(Structured figure records)
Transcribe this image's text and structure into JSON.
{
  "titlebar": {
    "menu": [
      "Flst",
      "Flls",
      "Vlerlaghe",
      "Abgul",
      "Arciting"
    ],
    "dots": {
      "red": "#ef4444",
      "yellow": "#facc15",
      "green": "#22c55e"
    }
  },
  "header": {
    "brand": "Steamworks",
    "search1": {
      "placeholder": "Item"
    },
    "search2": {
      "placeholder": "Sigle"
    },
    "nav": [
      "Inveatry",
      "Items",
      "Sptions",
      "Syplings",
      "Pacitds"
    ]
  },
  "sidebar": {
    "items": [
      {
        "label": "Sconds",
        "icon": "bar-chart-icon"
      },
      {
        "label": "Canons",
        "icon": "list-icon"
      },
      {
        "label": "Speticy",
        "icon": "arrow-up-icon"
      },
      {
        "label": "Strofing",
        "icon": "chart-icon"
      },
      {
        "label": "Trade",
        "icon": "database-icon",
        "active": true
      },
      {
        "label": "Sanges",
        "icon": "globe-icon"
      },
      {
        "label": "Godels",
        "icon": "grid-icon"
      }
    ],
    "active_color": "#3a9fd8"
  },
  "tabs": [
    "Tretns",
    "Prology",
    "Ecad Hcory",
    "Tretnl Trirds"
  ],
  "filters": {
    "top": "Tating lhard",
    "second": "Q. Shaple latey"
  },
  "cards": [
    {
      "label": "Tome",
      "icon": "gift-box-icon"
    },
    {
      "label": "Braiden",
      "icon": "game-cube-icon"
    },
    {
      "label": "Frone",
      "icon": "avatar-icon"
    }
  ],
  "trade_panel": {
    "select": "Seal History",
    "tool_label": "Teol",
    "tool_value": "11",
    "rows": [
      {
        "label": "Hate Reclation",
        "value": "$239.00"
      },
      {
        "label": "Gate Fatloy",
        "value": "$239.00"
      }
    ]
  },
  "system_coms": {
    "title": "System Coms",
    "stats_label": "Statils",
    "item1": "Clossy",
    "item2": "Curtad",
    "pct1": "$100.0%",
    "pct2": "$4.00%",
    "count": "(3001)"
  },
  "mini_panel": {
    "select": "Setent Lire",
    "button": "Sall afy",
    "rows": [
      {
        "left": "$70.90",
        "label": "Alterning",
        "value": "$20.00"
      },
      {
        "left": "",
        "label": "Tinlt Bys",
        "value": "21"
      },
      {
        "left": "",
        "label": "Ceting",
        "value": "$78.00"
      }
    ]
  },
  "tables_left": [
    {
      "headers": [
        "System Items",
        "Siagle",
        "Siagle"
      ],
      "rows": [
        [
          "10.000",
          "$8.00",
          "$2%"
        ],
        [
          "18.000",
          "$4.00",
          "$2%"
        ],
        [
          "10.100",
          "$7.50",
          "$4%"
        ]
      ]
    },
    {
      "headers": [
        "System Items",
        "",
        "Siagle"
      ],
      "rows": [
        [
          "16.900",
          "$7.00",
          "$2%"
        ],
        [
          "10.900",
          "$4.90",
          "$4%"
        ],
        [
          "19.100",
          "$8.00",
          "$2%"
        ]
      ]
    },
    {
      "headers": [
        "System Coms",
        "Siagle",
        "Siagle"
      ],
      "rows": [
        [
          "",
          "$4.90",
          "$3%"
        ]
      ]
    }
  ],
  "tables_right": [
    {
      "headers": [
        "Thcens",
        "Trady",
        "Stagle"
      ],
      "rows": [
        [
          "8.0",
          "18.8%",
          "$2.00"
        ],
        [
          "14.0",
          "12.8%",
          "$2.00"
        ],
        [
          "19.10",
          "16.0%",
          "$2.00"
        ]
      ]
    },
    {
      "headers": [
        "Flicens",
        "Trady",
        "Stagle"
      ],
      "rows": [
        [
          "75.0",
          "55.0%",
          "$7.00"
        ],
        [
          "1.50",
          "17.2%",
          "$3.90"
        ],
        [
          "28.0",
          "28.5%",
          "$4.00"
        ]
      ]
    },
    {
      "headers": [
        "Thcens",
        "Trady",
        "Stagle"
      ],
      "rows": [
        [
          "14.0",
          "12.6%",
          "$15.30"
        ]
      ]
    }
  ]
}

● Exercise: Reproduce the entire listing word for word.

● Exercise solution:
Transcribe this image's text and structure into JSON.
{
  "titlebar": {
    "menu": [
      "Flst",
      "Flls",
      "Vlerlaghe",
      "Abgul",
      "Arciting"
    ],
    "dots": {
      "red": "#ef4444",
      "yellow": "#facc15",
      "green": "#22c55e"
    }
  },
  "header": {
    "brand": "Steamworks",
    "search1": {
      "placeholder": "Item"
    },
    "search2": {
      "placeholder": "Sigle"
    },
    "nav": [
      "Inveatry",
      "Items",
      "Sptions",
      "Syplings",
      "Pacitds"
    ]
  },
  "sidebar": {
    "items": [
      {
        "label": "Sconds",
        "icon": "bar-chart-icon"
      },
      {
        "label": "Canons",
        "icon": "list-icon"
      },
      {
        "label": "Speticy",
        "icon": "arrow-up-icon"
      },
      {
        "label": "Strofing",
        "icon": "chart-icon"
      },
      {
        "label": "Trade",
        "icon": "database-icon",
        "active": true
      },
      {
        "label": "Sanges",
        "icon": "globe-icon"
      },
      {
        "label": "Godels",
        "icon": "grid-icon"
      }
    ],
    "active_color": "#3a9fd8"
  },
  "tabs": [
    "Tretns",
    "Prology",
    "Ecad Hcory",
    "Tretnl Trirds"
  ],
  "filters": {
    "top": "Tating lhard",
    "second": "Q. Shaple latey"
  },
  "cards": [
    {
      "label": "Tome",
      "icon": "gift-box-icon"
    },
    {
      "label": "Braiden",
      "icon": "game-cube-icon"
    },
    {
      "label": "Frone",
      "icon": "avatar-icon"
    }
  ],
  "trade_panel": {
    "select": "Seal History",
    "tool_label": "Teol",
    "tool_value": "11",
    "rows": [
      {
        "label": "Hate Reclation",
        "value": "$239.00"
      },
      {
        "label": "Gate Fatloy",
        "value": "$239.00"
      }
    ]
  },
  "system_coms": {
    "title": "System Coms",
    "stats_label": "Statils",
    "item1": "Clossy",
    "item2": "Curtad",
    "pct1": "$100.0%",
    "pct2": "$4.00%",
    "count": "(3001)"
  },
  "mini_panel": {
    "select": "Setent Lire",
    "button": "Sall afy",
    "rows": [
      {
        "left": "$70.90",
        "label": "Alterning",
        "value": "$20.00"
      },
      {
        "left": "",
        "label": "Tinlt Bys",
        "value": "21"
      },
      {
        "left": "",
        "label": "Ceting",
        "value": "$78.00"
      }
    ]
  },
  "tables_left": [
    {
      "headers": [
        "System Items",
        "Siagle",
        "Siagle"
      ],
      "rows": [
        [
          "10.000",
          "$8.00",
          "$2%"
        ],
        [
          "18.000",
          "$4.00",
          "$2%"
        ],
        [
          "10.100",
          "$7.50",
          "$4%"
        ]
      ]
    },
    {
      "headers": [
        "System Items",
        "",
        "Siagle"
      ],
      "rows": [
        [
          "16.900",
          "$7.00",
          "$2%"
        ],
        [
          "10.900",
          "$4.90",
          "$4%"
        ],
        [
          "19.100",
          "$8.00",
          "$2%"
        ]
      ]
    },
    {
      "headers": [
        "System Coms",
        "Siagle",
        "Siagle"
      ],
      "rows": [
        [
          "",
          "$4.90",
          "$3%"
        ]
      ]
    }
  ],
  "tables_right": [
    {
      "headers": [
        "Thcens",
        "Trady",
        "Stagle"
      ],
      "rows": [
        [
          "8.0",
          "18.8%",
          "$2.00"
        ],
        [
          "14.0",
          "12.8%",
          "$2.00"
        ],
        [
          "19.10",
          "16.0%",
          "$2.00"
        ]
      ]
    },
    {
      "headers": [
        "Flicens",
        "Trady",
        "Stagle"
      ],
      "rows": [
        [
          "75.0",
          "55.0%",
          "$7.00"
        ],
        [
          "1.50",
          "17.2%",
          "$3.90"
        ],
        [
          "28.0",
          "28.5%",
          "$4.00"
        ]
      ]
    },
    {
      "headers": [
        "Thcens",
        "Trady",
        "Stagle"
      ],
      "rows": [
        [
          "14.0",
          "12.6%",
          "$15.30"
        ]
      ]
    }
  ]
}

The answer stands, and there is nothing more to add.